What you need to do
With the pictures omitted, write out the entries that follow exactly as they stand.

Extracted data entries
..............................

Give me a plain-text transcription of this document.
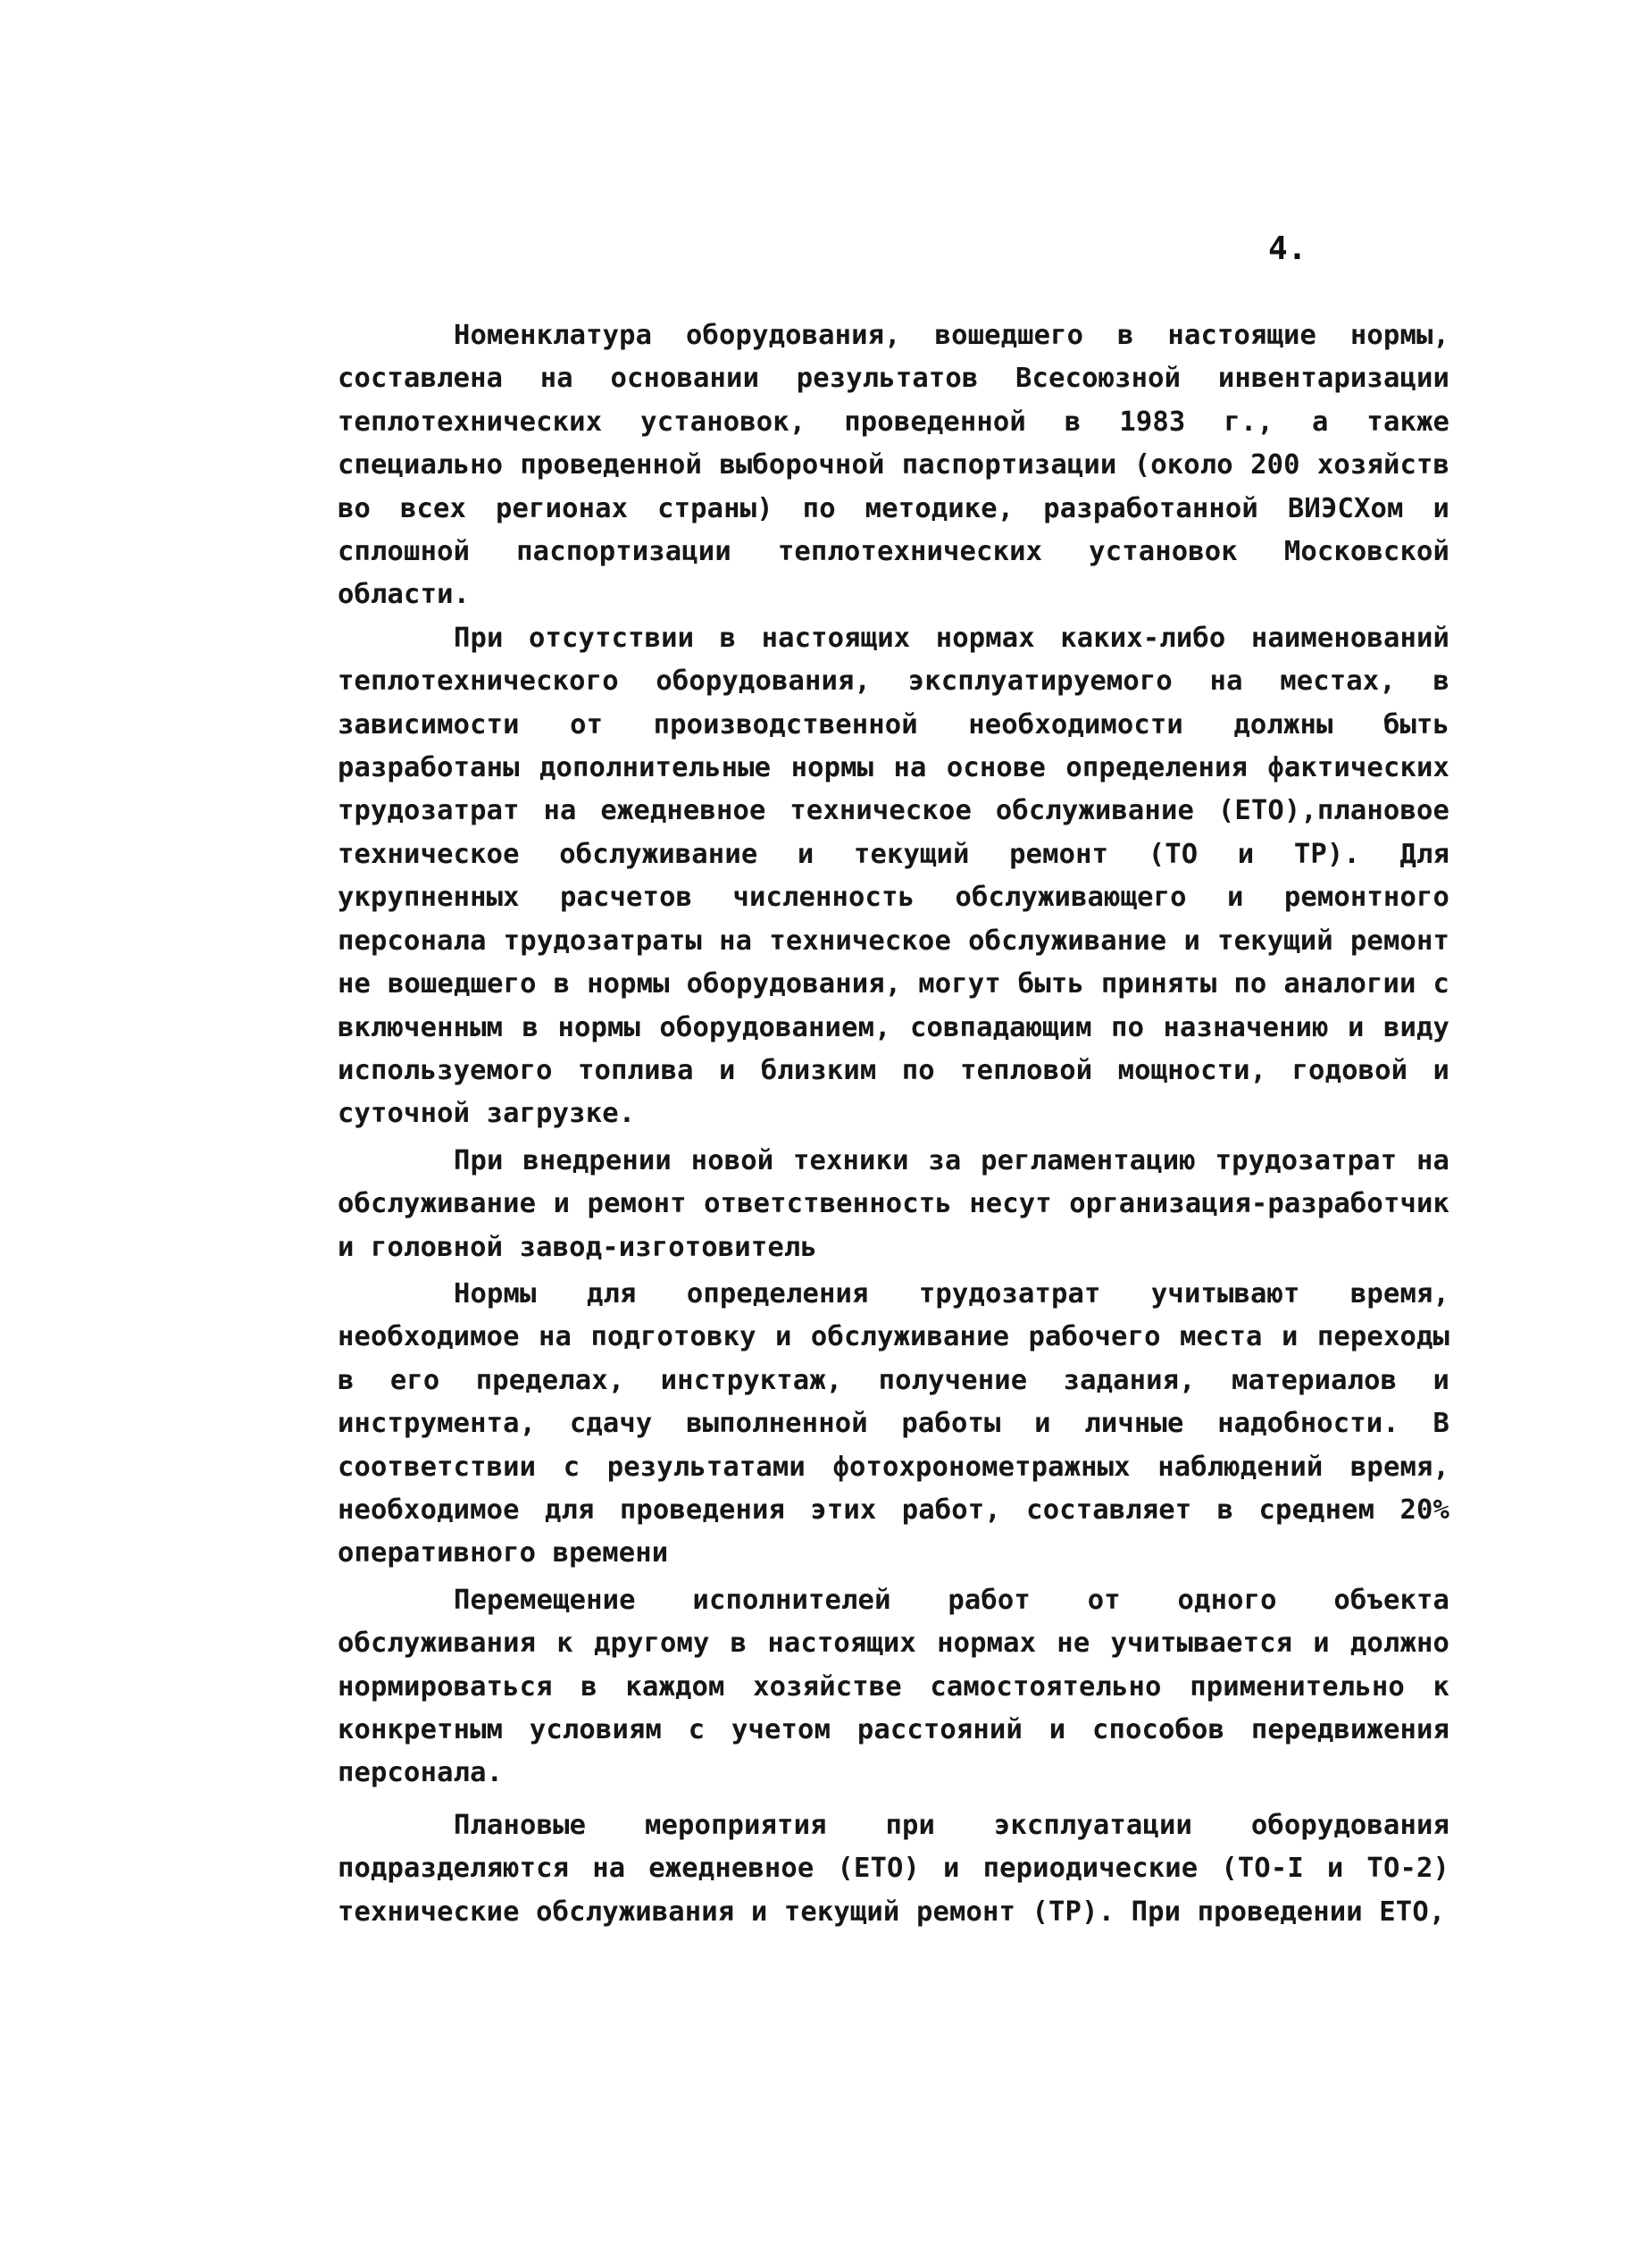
4.

Номенклатура оборудования, вошедшего в настоящие нормы, составлена на основании результатов Всесоюзной инвентаризации теплотехнических установок, проведенной в 1983 г., а также специально проведенной выборочной паспортизации (около 200 хозяйств во всех регионах страны) по методике, разработанной ВИЭСХом и сплошной паспортизации теплотехнических установок Московской области.

При отсутствии в настоящих нормах каких-либо наименований теплотехнического оборудования, эксплуатируемого на местах, в зависимости от производственной необходимости должны быть разработаны дополнительные нормы на основе определения фактических трудозатрат на ежедневное техническое обслуживание (ЕТО),плановое техническое обслуживание и текущий ремонт (ТО и ТР). Для укрупненных расчетов численность обслуживающего и ремонтного персонала трудозатраты на техническое обслуживание и текущий ремонт не вошедшего в нормы оборудования, могут быть приняты по аналогии с включенным в нормы оборудованием, совпадающим по назначению и виду используемого топлива и близким по тепловой мощности, годовой и суточной загрузке.

При внедрении новой техники за регламентацию трудозатрат на обслуживание и ремонт ответственность несут организация-разработчик и головной завод-изготовитель

Нормы для определения трудозатрат учитывают время, необходимое на подготовку и обслуживание рабочего места и переходы в его пределах, инструктаж, получение задания, материалов и инструмента, сдачу выполненной работы и личные надобности. В соответствии с результатами фотохронометражных наблюдений время, необходимое для проведения этих работ, составляет в среднем 20% оперативного времени

Перемещение исполнителей работ от одного объекта обслуживания к другому в настоящих нормах не учитывается и должно нормироваться в каждом хозяйстве самостоятельно применительно к конкретным условиям с учетом расстояний и способов передвижения персонала.

Плановые мероприятия при эксплуатации оборудования подразделяются на ежедневное (ЕТО) и периодические (ТО-I и ТО-2) технические обслуживания и текущий ремонт (ТР). При проведении ЕТО,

..............................

Exercise answer
Give me a plain-text transcription of this document.
4.

Номенклатура оборудования, вошедшего в настоящие нормы, составлена на основании результатов Всесоюзной инвентаризации теплотехнических установок, проведенной в 1983 г., а также специально проведенной выборочной паспортизации (около 200 хозяйств во всех регионах страны) по методике, разработанной ВИЭСХом и сплошной паспортизации теплотехнических установок Московской области.

При отсутствии в настоящих нормах каких-либо наименований теплотехнического оборудования, эксплуатируемого на местах, в зависимости от производственной необходимости должны быть разработаны дополнительные нормы на основе определения фактических трудозатрат на ежедневное техническое обслуживание (ЕТО),плановое техническое обслуживание и текущий ремонт (ТО и ТР). Для укрупненных расчетов численность обслуживающего и ремонтного персонала трудозатраты на техническое обслуживание и текущий ремонт не вошедшего в нормы оборудования, могут быть приняты по аналогии с включенным в нормы оборудованием, совпадающим по назначению и виду используемого топлива и близким по тепловой мощности, годовой и суточной загрузке.

При внедрении новой техники за регламентацию трудозатрат на обслуживание и ремонт ответственность несут организация-разработчик и головной завод-изготовитель

Нормы для определения трудозатрат учитывают время, необходимое на подготовку и обслуживание рабочего места и переходы в его пределах, инструктаж, получение задания, материалов и инструмента, сдачу выполненной работы и личные надобности. В соответствии с результатами фотохронометражных наблюдений время, необходимое для проведения этих работ, составляет в среднем 20% оперативного времени

Перемещение исполнителей работ от одного объекта обслуживания к другому в настоящих нормах не учитывается и должно нормироваться в каждом хозяйстве самостоятельно применительно к конкретным условиям с учетом расстояний и способов передвижения персонала.

Плановые мероприятия при эксплуатации оборудования подразделяются на ежедневное (ЕТО) и периодические (ТО-I и ТО-2) технические обслуживания и текущий ремонт (ТР). При проведении ЕТО,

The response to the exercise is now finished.